* start Material to process *
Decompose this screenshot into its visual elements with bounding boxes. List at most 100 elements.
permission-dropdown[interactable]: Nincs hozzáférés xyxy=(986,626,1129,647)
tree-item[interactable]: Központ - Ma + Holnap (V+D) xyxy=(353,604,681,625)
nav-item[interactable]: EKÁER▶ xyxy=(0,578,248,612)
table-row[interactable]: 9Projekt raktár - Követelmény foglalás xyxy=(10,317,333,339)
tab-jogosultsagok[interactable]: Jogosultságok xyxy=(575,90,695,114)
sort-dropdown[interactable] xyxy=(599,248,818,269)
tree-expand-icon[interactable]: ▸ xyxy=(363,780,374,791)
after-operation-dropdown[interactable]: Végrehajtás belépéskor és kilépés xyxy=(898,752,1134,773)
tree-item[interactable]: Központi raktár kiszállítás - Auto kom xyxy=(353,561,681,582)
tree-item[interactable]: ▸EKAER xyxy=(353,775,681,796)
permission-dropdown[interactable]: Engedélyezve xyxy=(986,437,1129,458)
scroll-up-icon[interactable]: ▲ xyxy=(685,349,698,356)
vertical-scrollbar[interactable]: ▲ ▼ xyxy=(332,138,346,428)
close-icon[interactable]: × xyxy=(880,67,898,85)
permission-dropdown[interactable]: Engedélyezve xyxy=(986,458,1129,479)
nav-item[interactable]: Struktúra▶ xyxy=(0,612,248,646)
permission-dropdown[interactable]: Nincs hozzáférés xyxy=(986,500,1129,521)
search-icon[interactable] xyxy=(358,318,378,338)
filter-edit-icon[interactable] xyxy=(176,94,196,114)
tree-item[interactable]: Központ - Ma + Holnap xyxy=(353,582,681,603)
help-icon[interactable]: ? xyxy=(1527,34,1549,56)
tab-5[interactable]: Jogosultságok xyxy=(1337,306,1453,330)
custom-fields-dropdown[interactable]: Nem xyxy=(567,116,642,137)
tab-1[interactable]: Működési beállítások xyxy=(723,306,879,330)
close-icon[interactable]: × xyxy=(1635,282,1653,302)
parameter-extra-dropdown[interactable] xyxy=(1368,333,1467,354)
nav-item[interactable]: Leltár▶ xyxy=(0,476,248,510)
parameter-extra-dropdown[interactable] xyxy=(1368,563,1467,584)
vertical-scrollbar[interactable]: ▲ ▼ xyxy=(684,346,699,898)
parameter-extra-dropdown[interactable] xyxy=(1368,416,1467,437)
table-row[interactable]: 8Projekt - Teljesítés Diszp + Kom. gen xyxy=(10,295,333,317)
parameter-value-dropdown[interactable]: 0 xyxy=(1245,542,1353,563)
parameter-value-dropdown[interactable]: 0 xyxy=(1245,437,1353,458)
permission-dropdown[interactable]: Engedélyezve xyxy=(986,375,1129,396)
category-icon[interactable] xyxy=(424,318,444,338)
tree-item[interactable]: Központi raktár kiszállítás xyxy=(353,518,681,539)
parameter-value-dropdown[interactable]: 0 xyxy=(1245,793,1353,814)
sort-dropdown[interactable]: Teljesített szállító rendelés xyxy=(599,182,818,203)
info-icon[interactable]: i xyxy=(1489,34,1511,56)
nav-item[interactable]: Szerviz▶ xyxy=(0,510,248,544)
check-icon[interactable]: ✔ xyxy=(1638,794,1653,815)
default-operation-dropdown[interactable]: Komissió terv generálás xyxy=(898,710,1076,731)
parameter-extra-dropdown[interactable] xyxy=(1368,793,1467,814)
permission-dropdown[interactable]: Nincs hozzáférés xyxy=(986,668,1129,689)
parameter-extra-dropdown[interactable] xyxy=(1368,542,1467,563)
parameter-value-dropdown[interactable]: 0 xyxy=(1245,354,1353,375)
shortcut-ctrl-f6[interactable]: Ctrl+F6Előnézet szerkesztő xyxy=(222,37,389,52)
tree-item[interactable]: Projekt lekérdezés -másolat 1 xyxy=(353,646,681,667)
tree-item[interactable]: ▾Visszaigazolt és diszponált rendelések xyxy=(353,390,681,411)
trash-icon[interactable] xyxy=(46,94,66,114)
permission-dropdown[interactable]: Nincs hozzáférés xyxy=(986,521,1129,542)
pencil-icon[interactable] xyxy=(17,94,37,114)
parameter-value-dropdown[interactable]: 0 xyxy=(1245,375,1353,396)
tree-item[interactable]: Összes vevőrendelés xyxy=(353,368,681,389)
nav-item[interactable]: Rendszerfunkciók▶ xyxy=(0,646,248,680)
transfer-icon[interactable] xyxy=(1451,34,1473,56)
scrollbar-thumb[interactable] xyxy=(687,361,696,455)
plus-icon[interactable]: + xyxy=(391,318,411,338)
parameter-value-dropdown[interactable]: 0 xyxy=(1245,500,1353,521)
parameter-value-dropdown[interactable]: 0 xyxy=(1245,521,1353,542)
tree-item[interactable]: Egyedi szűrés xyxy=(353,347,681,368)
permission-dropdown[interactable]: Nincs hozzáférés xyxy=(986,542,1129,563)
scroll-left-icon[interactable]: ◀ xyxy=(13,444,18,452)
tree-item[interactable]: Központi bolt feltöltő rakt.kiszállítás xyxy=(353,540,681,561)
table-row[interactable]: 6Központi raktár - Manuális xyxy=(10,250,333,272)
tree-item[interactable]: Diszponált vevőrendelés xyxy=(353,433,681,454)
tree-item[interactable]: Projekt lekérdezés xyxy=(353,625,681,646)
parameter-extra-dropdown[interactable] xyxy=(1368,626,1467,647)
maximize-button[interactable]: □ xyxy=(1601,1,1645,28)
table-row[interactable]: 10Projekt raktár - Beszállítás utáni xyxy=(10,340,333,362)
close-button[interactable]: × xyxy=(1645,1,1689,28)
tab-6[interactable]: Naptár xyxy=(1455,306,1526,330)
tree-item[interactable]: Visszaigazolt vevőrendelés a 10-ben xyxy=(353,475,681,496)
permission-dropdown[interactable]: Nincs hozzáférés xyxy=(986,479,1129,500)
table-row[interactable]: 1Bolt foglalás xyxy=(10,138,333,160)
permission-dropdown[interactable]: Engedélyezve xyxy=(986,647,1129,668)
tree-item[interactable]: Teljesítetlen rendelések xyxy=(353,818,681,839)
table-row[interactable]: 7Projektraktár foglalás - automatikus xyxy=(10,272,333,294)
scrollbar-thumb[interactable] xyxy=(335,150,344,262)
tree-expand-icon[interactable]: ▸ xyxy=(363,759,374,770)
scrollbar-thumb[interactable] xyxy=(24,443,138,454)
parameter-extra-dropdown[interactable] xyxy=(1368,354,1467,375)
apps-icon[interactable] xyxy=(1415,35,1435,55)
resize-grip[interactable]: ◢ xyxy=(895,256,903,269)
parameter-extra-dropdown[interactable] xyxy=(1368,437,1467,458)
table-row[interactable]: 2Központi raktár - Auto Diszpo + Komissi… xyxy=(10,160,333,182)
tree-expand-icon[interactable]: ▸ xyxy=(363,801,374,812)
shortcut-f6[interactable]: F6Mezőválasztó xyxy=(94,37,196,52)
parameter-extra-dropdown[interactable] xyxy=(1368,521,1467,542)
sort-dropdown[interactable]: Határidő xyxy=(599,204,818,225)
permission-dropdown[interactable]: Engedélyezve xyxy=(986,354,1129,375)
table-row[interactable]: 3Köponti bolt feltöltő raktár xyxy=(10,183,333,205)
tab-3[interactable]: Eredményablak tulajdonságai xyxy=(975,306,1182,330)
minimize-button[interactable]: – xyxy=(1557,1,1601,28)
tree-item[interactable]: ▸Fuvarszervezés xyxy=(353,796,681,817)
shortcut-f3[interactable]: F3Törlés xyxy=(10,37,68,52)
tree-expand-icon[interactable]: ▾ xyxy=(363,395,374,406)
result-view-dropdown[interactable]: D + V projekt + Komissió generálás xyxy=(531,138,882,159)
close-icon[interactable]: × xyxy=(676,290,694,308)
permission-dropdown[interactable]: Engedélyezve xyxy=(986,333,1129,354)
* end Material to process *
Rewrite the data from its first line through the line containing "close-icon[interactable]: × xyxy=(880,67,898,85)", renaming "permission-dropdown" to "access-dropdown" and leaving everything else unchanged.

Decompose this screenshot into its visual elements with bounding boxes. List at most 100 elements.
access-dropdown[interactable]: Nincs hozzáférés xyxy=(986,626,1129,647)
tree-item[interactable]: Központ - Ma + Holnap (V+D) xyxy=(353,604,681,625)
nav-item[interactable]: EKÁER▶ xyxy=(0,578,248,612)
table-row[interactable]: 9Projekt raktár - Követelmény foglalás xyxy=(10,317,333,339)
tab-jogosultsagok[interactable]: Jogosultságok xyxy=(575,90,695,114)
sort-dropdown[interactable] xyxy=(599,248,818,269)
tree-expand-icon[interactable]: ▸ xyxy=(363,780,374,791)
after-operation-dropdown[interactable]: Végrehajtás belépéskor és kilépés xyxy=(898,752,1134,773)
tree-item[interactable]: Központi raktár kiszállítás - Auto kom xyxy=(353,561,681,582)
tree-item[interactable]: ▸EKAER xyxy=(353,775,681,796)
access-dropdown[interactable]: Engedélyezve xyxy=(986,437,1129,458)
scroll-up-icon[interactable]: ▲ xyxy=(685,349,698,356)
vertical-scrollbar[interactable]: ▲ ▼ xyxy=(332,138,346,428)
close-icon[interactable]: × xyxy=(880,67,898,85)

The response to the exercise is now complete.